WHAT THE TASK REQUIRES. Print the listing in its entirety and exactly, leaving out images.

Items from a data source.
::::::

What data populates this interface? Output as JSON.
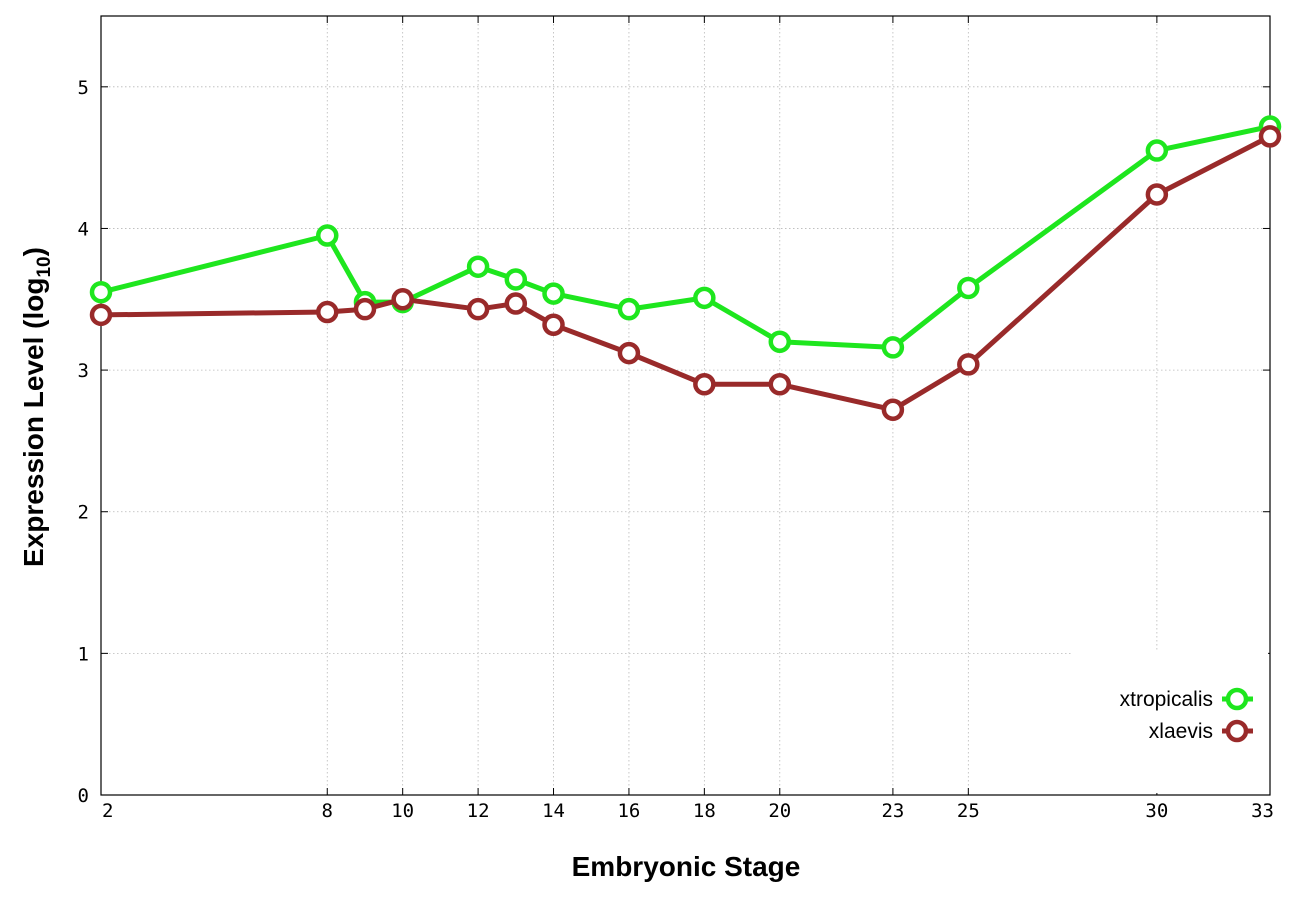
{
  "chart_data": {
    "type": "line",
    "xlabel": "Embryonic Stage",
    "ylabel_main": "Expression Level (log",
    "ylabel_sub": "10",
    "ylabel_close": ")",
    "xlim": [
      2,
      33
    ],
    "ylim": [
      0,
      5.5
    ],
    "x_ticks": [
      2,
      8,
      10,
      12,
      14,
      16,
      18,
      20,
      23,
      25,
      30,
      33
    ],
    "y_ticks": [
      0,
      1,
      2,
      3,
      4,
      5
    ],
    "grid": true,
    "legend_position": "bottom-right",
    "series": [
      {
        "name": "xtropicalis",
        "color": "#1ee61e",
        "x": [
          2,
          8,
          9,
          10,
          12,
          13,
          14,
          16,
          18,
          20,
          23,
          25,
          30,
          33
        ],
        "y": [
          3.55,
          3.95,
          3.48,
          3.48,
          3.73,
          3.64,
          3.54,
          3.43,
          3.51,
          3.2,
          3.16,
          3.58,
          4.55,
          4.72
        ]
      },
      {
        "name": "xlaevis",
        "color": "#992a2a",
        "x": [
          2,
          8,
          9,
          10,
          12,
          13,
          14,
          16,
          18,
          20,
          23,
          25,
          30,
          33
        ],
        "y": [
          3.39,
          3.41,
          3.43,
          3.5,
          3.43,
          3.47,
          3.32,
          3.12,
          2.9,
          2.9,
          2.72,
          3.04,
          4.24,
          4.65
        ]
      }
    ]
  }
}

::::::

SOLUTION TO THIS EXERCISE.
What data populates this interface? Output as JSON.
{
  "chart_data": {
    "type": "line",
    "xlabel": "Embryonic Stage",
    "ylabel_main": "Expression Level (log",
    "ylabel_sub": "10",
    "ylabel_close": ")",
    "xlim": [
      2,
      33
    ],
    "ylim": [
      0,
      5.5
    ],
    "x_ticks": [
      2,
      8,
      10,
      12,
      14,
      16,
      18,
      20,
      23,
      25,
      30,
      33
    ],
    "y_ticks": [
      0,
      1,
      2,
      3,
      4,
      5
    ],
    "grid": true,
    "legend_position": "bottom-right",
    "series": [
      {
        "name": "xtropicalis",
        "color": "#1ee61e",
        "x": [
          2,
          8,
          9,
          10,
          12,
          13,
          14,
          16,
          18,
          20,
          23,
          25,
          30,
          33
        ],
        "y": [
          3.55,
          3.95,
          3.48,
          3.48,
          3.73,
          3.64,
          3.54,
          3.43,
          3.51,
          3.2,
          3.16,
          3.58,
          4.55,
          4.72
        ]
      },
      {
        "name": "xlaevis",
        "color": "#992a2a",
        "x": [
          2,
          8,
          9,
          10,
          12,
          13,
          14,
          16,
          18,
          20,
          23,
          25,
          30,
          33
        ],
        "y": [
          3.39,
          3.41,
          3.43,
          3.5,
          3.43,
          3.47,
          3.32,
          3.12,
          2.9,
          2.9,
          2.72,
          3.04,
          4.24,
          4.65
        ]
      }
    ]
  }
}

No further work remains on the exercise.